* **Tasks for this exercise**
1. In the passage about joining the Panthers, which Nike shoes did the narrator wear to the first Panthers practice?
2. From the passage about joining the Panthers, reproduce the span that begins at the words "Playing for the" and stops after the words "an Adidas shoebox.".
3. Pick up the passage about joining the Panthers after its final sentence and keep writing it.

— start of Passage shown —

Several months after my initial meeting with Gary Charles, the Panthers met at Foster Laurie, a Police Athletic League gym in Queens. When I walked in, somebody shouted, “Damn, Gary got it done! He got Lamar!”
Playing for the Panthers would be my first taste of the bitter sneaker war brewing between Nike and Adidas as they fought for players, teams, territory, and pretty much global domination. Both Christ the King and Riverside were sponsored by Nike, so naturally I just wore my Air Jordan 8s to my first Panthers practice.
“Nah, you ain’t playing in them,” Gary said as he handed me an Adidas shoebox.
After warming up, I felt pretty good about my decision to play for the Panthers. Going into the summer before my junior year, I was ranked as one of the top-five high school players in the city, along with three other future NBAers: Elton Brand, Tim Thomas, and Ron Artest. Gary felt that if he could find another top-ranked player at any position, the Panthers could have a shot at winning every tournament they entered, including the granddaddy of the summer, the Adidas Big Time Tournament in Las Vegas, which included sixty-four teams.
That player was Khalid El-Amin from Minnesota. Fast and strong, he proved why he was the number-one-ranked point guard in the country every time he stepped on the floor. I felt like we could win a national championship with me and Khalid alone.

— end of Passage shown —
— start of Data lines —

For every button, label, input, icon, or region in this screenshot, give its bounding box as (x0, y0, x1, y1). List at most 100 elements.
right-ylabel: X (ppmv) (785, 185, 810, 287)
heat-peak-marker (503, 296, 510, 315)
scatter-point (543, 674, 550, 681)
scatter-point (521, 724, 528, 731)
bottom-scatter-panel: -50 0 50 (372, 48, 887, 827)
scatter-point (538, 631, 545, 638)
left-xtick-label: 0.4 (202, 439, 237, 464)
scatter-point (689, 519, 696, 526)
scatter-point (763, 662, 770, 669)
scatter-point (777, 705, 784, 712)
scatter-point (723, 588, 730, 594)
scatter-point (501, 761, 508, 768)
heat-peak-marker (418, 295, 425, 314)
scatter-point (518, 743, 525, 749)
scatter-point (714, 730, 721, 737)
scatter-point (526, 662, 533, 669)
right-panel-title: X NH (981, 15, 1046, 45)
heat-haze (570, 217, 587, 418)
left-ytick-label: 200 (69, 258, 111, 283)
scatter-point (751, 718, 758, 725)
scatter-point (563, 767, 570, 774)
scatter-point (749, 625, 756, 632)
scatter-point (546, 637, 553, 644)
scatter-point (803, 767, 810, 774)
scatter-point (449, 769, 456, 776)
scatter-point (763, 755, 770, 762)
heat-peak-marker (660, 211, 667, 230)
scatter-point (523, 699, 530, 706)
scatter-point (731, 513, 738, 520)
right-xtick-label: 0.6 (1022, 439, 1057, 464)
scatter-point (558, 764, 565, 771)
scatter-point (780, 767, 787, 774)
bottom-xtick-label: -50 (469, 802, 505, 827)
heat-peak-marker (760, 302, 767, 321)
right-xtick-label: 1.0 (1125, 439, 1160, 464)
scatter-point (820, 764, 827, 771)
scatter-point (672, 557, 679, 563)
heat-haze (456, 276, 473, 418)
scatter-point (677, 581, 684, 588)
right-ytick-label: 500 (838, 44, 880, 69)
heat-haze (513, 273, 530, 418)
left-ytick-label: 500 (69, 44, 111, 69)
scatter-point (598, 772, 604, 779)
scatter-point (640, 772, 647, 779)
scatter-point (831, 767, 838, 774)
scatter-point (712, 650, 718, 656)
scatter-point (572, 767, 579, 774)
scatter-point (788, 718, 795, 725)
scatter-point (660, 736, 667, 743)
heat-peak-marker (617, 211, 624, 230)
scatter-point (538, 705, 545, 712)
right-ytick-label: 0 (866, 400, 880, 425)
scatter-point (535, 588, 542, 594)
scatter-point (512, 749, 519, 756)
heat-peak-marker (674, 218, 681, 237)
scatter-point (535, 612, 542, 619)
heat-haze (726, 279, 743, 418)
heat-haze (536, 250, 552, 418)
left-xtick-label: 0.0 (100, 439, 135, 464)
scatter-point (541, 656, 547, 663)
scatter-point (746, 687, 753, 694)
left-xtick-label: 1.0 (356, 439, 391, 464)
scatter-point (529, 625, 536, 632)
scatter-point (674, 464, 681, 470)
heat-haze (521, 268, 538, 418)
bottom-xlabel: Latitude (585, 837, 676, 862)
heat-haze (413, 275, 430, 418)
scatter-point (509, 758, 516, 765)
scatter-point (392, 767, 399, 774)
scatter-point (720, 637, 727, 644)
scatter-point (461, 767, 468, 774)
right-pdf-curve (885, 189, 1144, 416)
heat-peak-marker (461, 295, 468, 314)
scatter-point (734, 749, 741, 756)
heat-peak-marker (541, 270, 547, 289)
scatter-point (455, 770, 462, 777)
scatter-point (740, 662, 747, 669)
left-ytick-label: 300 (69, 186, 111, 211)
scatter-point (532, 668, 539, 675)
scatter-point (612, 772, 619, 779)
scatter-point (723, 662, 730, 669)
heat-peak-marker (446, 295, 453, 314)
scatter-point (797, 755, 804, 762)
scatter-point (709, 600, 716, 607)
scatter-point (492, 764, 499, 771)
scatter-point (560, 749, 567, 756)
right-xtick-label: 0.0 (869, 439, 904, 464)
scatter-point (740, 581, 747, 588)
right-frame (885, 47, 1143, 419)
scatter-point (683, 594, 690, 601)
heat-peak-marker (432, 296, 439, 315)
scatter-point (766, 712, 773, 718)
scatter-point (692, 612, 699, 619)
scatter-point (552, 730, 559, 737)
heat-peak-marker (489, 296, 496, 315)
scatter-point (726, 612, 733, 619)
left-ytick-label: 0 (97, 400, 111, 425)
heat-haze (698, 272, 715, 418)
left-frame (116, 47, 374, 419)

— end of Data lines —

* **Answers below**
1. Air Jordan 8s.

2.
Playing for the Panthers would be my first taste of the bitter sneaker war brewing between Nike and Adidas as they fought for players, teams, territory, and pretty much global domination. Both Christ the King and Riverside were sponsored by Nike, so naturally I just wore my Air Jordan 8s to my first Panthers practice.
“Nah, you ain’t playing in them,” Gary said as he handed me an Adidas shoebox.

3.
I also started to develop a natural chemistry with Greg Nunn, a less heralded but Queens-hardened point guard who always seemed to find me in my sweet spots and picked up my game and natural tendencies really quickly. He didn’t shoot much, but we complemented each other’s games in a nice way.
Greg and I bonded off the court as well. When the Panthers went on road trips and stayed at hotels, we usually slept four to a room, but Gary always assigned Greg and me our own room. I didn’t mind because with four guys crammed into a tiny hotel room, sleep and privacy were hard to come by.
Early that summer, we were at a tournament in New Jersey, and when we got back to our room after a game, Greg asked, “What’s the deal with you? You’re always so nonchalant and laid-back. You can’t be this relaxed about everything. On the court you’re a killer, but off it, you don’t seem to care about anything.”
“That’s just how I am, I guess. I try not to worry about too much.”
Actually, I had never really thought about how checked out I seemed. I thought at the time it was a body language thing. I was never loud or the center of attention; I simply liked being in the background. I moved at my own pace, but apart from being late for school or the occasional practice, no one had ever really said anything to me about my relaxed demeanor. I haven’t changed much since then, but today I am more aware that behind that young teenager who just rolled with the flow was someone not entirely present.
As the summer of 1995 dipped into June, the Panthers headed to California to play in the Pump-n-Run Tournament at Long Beach State, where I held my own against top West Coast ballers like Paul Pierce, Schea Cotton, and Jason and Jarron Collins. A week later, we were back in New York and prepping for a tournament in Chester, Pennsylvania, which, in retrospect, illustrates just how much unsupervised freedom we had as teenagers.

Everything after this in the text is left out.